→ GIVEN PROBLEM: Transcribe the listing word for word.

→ RAW DATA:
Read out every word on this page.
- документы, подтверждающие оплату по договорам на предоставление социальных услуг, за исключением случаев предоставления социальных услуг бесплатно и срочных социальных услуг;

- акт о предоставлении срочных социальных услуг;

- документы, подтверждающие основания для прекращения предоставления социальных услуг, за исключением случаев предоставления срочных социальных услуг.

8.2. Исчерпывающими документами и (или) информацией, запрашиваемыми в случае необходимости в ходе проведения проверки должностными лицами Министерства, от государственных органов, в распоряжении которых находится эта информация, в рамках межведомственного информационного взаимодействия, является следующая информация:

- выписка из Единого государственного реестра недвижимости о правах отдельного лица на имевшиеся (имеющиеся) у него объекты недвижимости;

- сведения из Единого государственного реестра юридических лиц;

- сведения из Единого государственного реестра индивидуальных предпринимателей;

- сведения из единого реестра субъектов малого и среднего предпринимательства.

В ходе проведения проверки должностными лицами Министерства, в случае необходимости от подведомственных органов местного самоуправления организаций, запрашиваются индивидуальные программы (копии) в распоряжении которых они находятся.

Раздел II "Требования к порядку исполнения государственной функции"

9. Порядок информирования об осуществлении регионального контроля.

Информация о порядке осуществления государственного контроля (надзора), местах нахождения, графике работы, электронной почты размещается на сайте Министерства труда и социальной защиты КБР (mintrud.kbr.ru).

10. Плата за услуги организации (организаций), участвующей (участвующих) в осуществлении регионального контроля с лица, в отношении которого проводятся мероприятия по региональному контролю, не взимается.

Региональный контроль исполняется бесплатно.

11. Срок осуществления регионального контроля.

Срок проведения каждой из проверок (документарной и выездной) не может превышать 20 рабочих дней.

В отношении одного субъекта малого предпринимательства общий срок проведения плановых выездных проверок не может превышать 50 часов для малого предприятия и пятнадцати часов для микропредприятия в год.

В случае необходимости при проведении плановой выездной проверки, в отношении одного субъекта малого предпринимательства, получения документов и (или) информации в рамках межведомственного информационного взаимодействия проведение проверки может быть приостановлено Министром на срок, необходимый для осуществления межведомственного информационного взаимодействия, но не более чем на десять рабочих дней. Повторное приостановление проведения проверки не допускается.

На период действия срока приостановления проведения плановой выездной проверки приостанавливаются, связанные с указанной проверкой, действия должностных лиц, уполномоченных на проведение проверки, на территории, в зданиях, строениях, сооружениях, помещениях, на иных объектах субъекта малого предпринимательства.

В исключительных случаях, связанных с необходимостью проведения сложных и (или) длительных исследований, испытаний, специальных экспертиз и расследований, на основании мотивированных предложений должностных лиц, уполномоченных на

→ WRITTEN ANSWER:
Read out every word on this page.
- документы, подтверждающие оплату по договорам на предоставление социальных услуг, за исключением случаев предоставления социальных услуг бесплатно и срочных социальных услуг;

- акт о предоставлении срочных социальных услуг;

- документы, подтверждающие основания для прекращения предоставления социальных услуг, за исключением случаев предоставления срочных социальных услуг.

8.2. Исчерпывающими документами и (или) информацией, запрашиваемыми в случае необходимости в ходе проведения проверки должностными лицами Министерства, от государственных органов, в распоряжении которых находится эта информация, в рамках межведомственного информационного взаимодействия, является следующая информация:

- выписка из Единого государственного реестра недвижимости о правах отдельного лица на имевшиеся (имеющиеся) у него объекты недвижимости;

- сведения из Единого государственного реестра юридических лиц;

- сведения из Единого государственного реестра индивидуальных предпринимателей;

- сведения из единого реестра субъектов малого и среднего предпринимательства.

В ходе проведения проверки должностными лицами Министерства, в случае необходимости от подведомственных органов местного самоуправления организаций, запрашиваются индивидуальные программы (копии) в распоряжении которых они находятся.

Раздел II "Требования к порядку исполнения государственной функции"

9. Порядок информирования об осуществлении регионального контроля.

Информация о порядке осуществления государственного контроля (надзора), местах нахождения, графике работы, электронной почты размещается на сайте Министерства труда и социальной защиты КБР (mintrud.kbr.ru).

10. Плата за услуги организации (организаций), участвующей (участвующих) в осуществлении регионального контроля с лица, в отношении которого проводятся мероприятия по региональному контролю, не взимается.

Региональный контроль исполняется бесплатно.

11. Срок осуществления регионального контроля.

Срок проведения каждой из проверок (документарной и выездной) не может превышать 20 рабочих дней.

В отношении одного субъекта малого предпринимательства общий срок проведения плановых выездных проверок не может превышать 50 часов для малого предприятия и пятнадцати часов для микропредприятия в год.

В случае необходимости при проведении плановой выездной проверки, в отношении одного субъекта малого предпринимательства, получения документов и (или) информации в рамках межведомственного информационного взаимодействия проведение проверки может быть приостановлено Министром на срок, необходимый для осуществления межведомственного информационного взаимодействия, но не более чем на десять рабочих дней. Повторное приостановление проведения проверки не допускается.

На период действия срока приостановления проведения плановой выездной проверки приостанавливаются, связанные с указанной проверкой, действия должностных лиц, уполномоченных на проведение проверки, на территории, в зданиях, строениях, сооружениях, помещениях, на иных объектах субъекта малого предпринимательства.

В исключительных случаях, связанных с необходимостью проведения сложных и (или) длительных исследований, испытаний, специальных экспертиз и расследований, на основании мотивированных предложений должностных лиц, уполномоченных на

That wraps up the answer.